PASSAGE ->
The U.S. labor market only added 103,000 positions in March as the nation’s jobless rate held steady at 4.1% for the last three months of 2017 and the first quarter of 2018, according to the monthly employment picture released Friday (April 6) by the U.S. Bureau of Labor Statistics (BEA).
The March unemployment report is a huge drop from the 313,000 and 200,000 nonfarm jobs added to U.S. payrolls in January and February, respectively, and well below Wall Street expectations. A consensus of economists across the country had forecasted a total of 178,000 jobs would be added to the nation’s economy in the first quarter.
And just as Arkansas’ employers are having difficulty filling key positions for highly skilled laborers and professionals in all job sectors, many workforce experts are concerned the U.S. economy could suffer productivity losses as industry leaders cut back on hiring.
On Thursday, Little Rock startup BankLabs announced it had plans to hire 19 highly skilled technology-focus professionals to expand its cloud-based “fintech” business in central Arkansas. However, company president Matt Johnner said the company has had some difficulty in finding tech-savvy new hires in the tight Arkansas job market.
RIP-ROARING LABOR MARKET
“For job hoppers and job seekers — and those entering the labor force for the first time or coming back after an extended period — the jobs are out there,” said Dwight Johnston, chief economist for the California Credit Union League. “The key is to continually stay certified, don’t stop completing new training courses, and engage in skills development. Don’t just drift back into the labor force without updating your skills, no matter how small it may be. This is an economy where it’s a great time to jump into the workforce if you have the right skills in place.”
Despite the March swoon, the closely-watched ADP noted earlier this week private sector employment increased by 241,000 jobs from February to March, allowing the U.S. labor market to close out the first quarter with a robust average monthly job growth of more than 200,000.
“We saw impressive momentum in the first quarter of 2018 with more jobs added per month on average than in 2017,” said Ahu Yildirmaz, vice president and co-head of the ADP Research Institute. “Mid-sized businesses added nearly half of all jobs this month, the best growth this segment has seen since the fall of 2014. The manufacturing industry also performed well, with its strongest increase in more than three years.”
Mark Zandi, chief economist of Moody’s Analytics, added: “The job market is rip-roaring. Monthly job growth remains firmly over 200,000, double the pace of labor force growth. The tight labor market continues to tighten.”
Two weeks ago, the state Department of Workforce Services reported Arkansas’ seasonally adjusted unemployment rate edged up to 3.8% as the state’s civilian labor force declined 1,521 between months, a result of 1,879 fewer employed and 358 more unemployed Arkansans.
Nationwide, the number of unemployed persons was little changed at 6.6 million workers. Among the major worker groups, the unemployment rates for all major categories had held steady in March from the previous months. Among key categories, the jobless rate was at 3.7% for adult men and women, while teenagers held in double-digits at 13.5%. Unemployment rates for races remained below 7% with Blacks on the highest rung at 6.9% and Asians at the lowest at 3.1%.
Meanwhile, the number of long-term unemployed, or those jobless for 27 weeks or more, was little changed at 1.3 million in March and accounted for 20.3% of the unemployed. The labor force participation rate was 62.9 in March and the employment-population ratio held at 60.4%
The number of persons employed part time for economic reasons was essentially unchanged at 5 million in March. These individuals, who would have preferred full-time employment, were working part time because their hours had been cut back or because they were unable to find a full-time job.

WHAT TO DO ->
Answer from the article on the March jobs report:
(a) How many technology professionals does BankLabs plan to hire?
(b) By how many jobs did private sector employment rise from February to March, according to ADP?
(c) What was the jobless rate for teenagers?

MATERIAL PROVIDED ->

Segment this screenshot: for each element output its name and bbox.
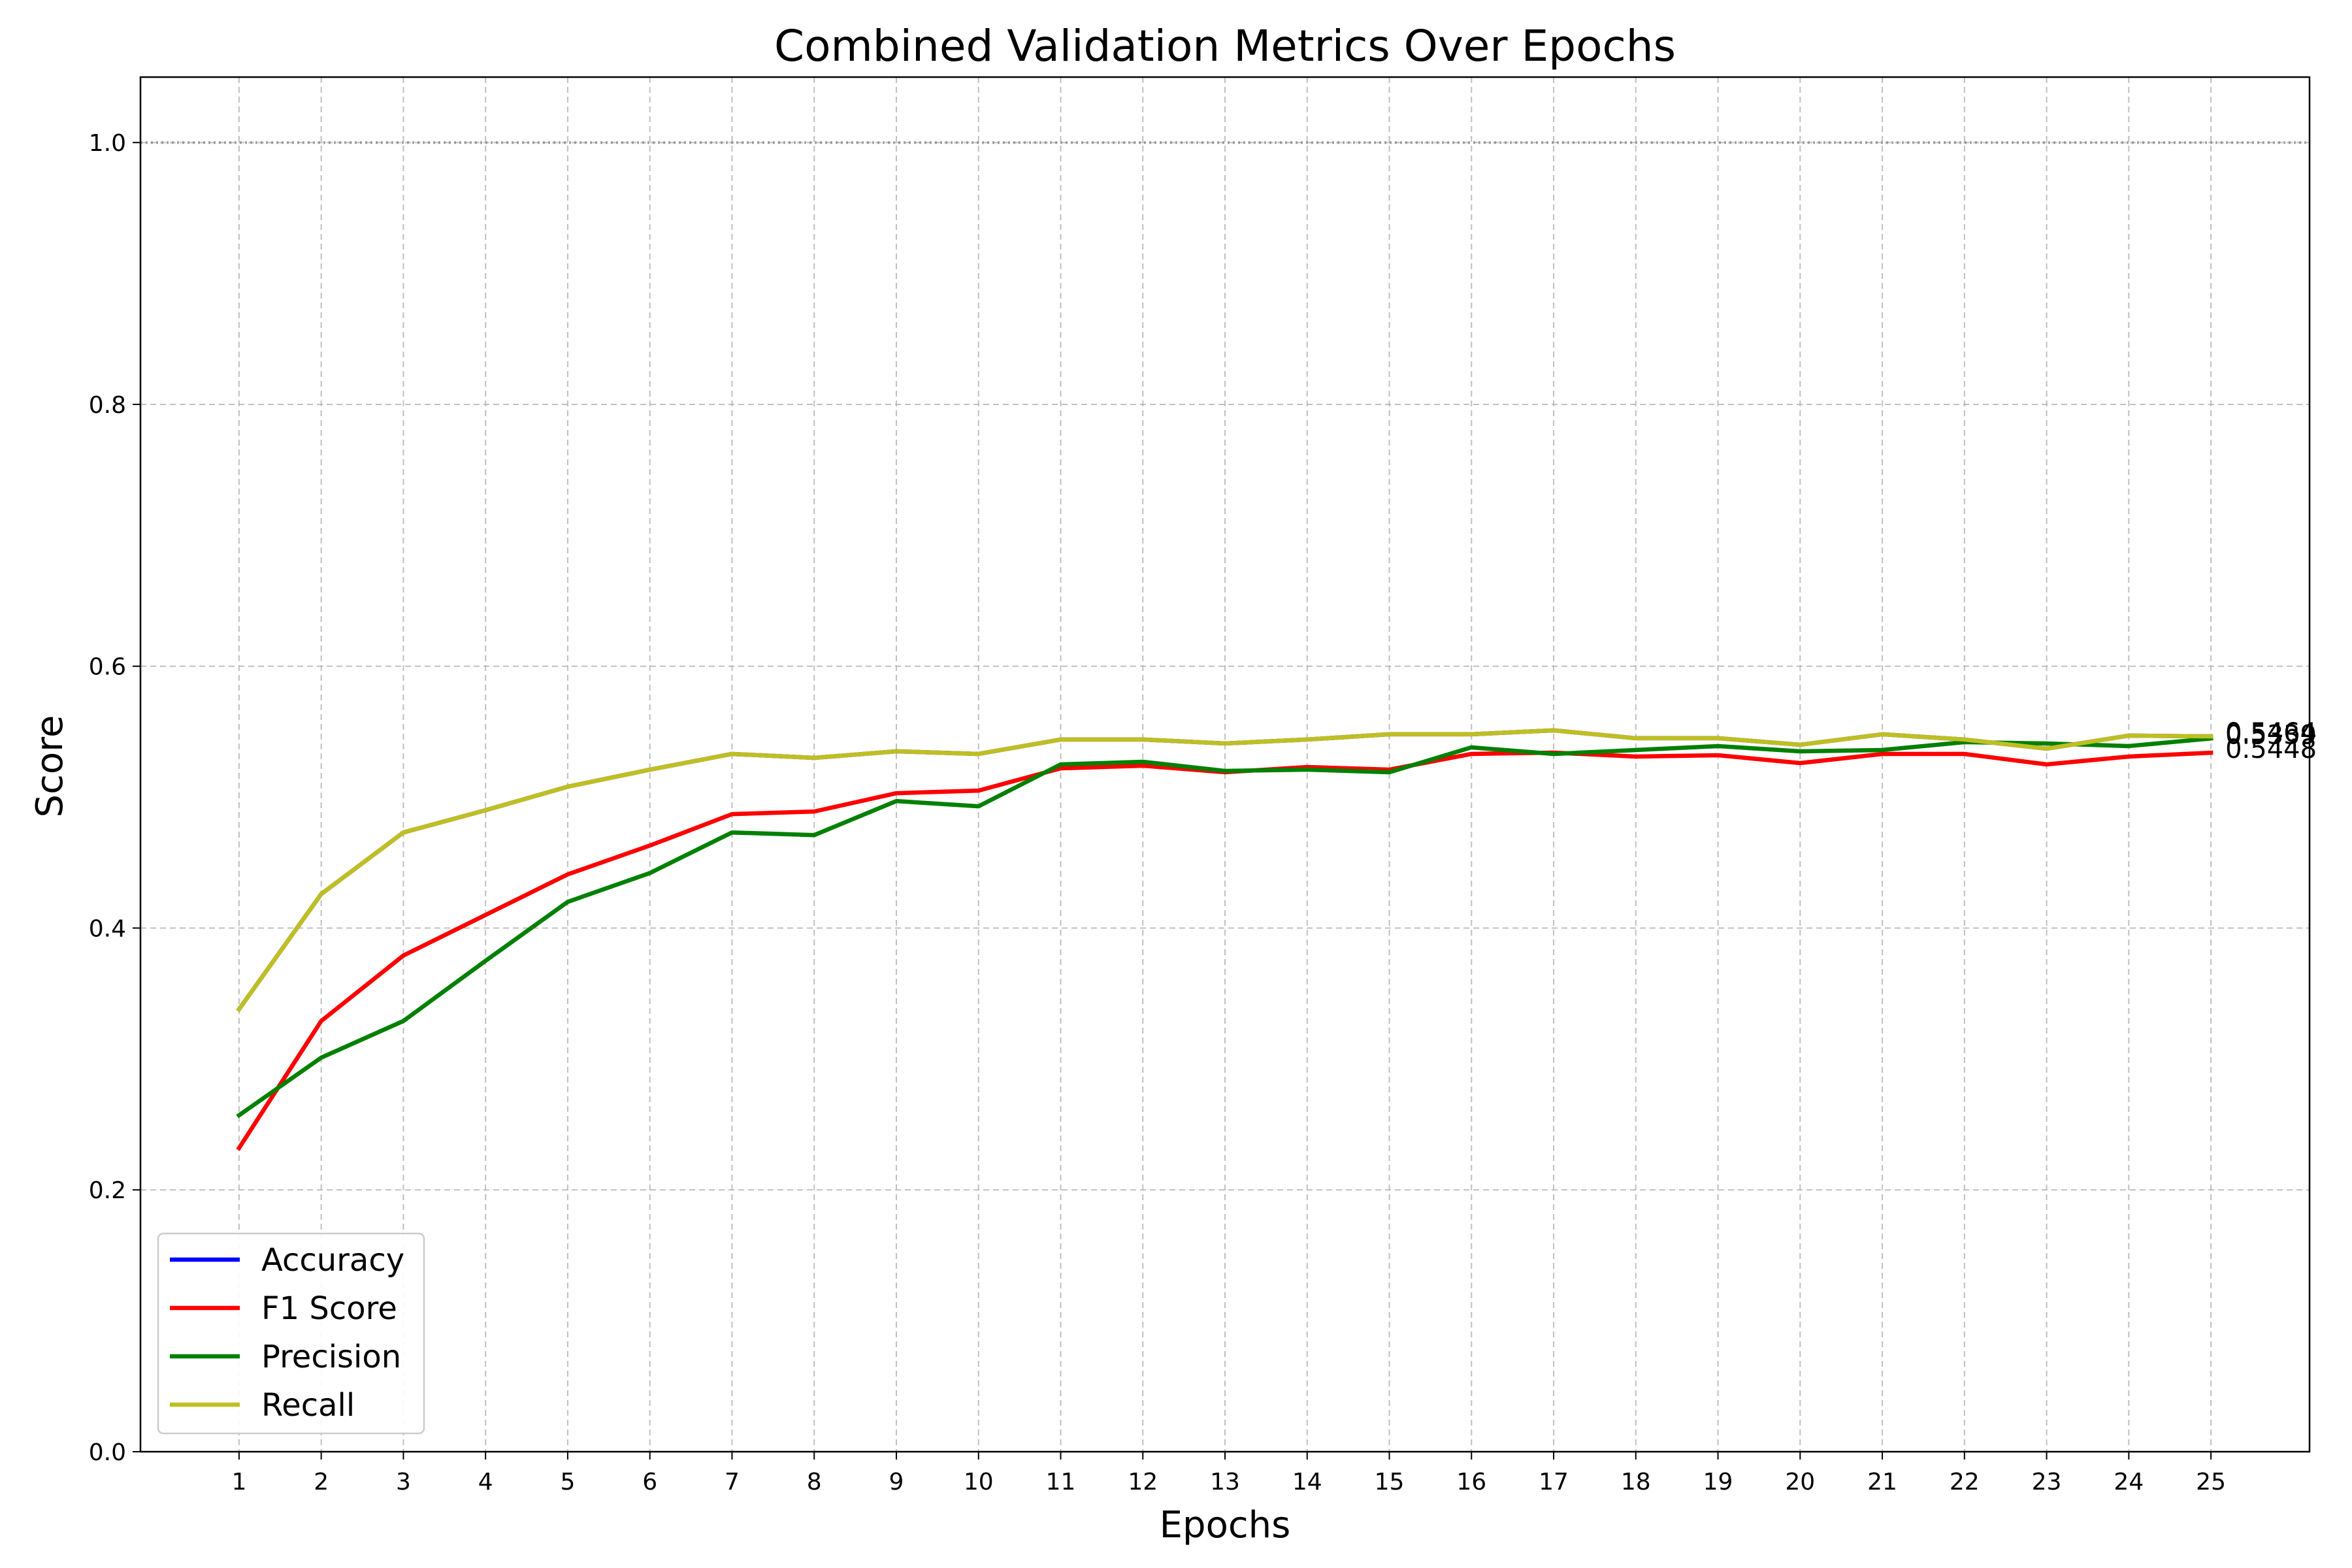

WRITTEN RESPONSE ->
(a) 19
(b) 241,000
(c) 13.5%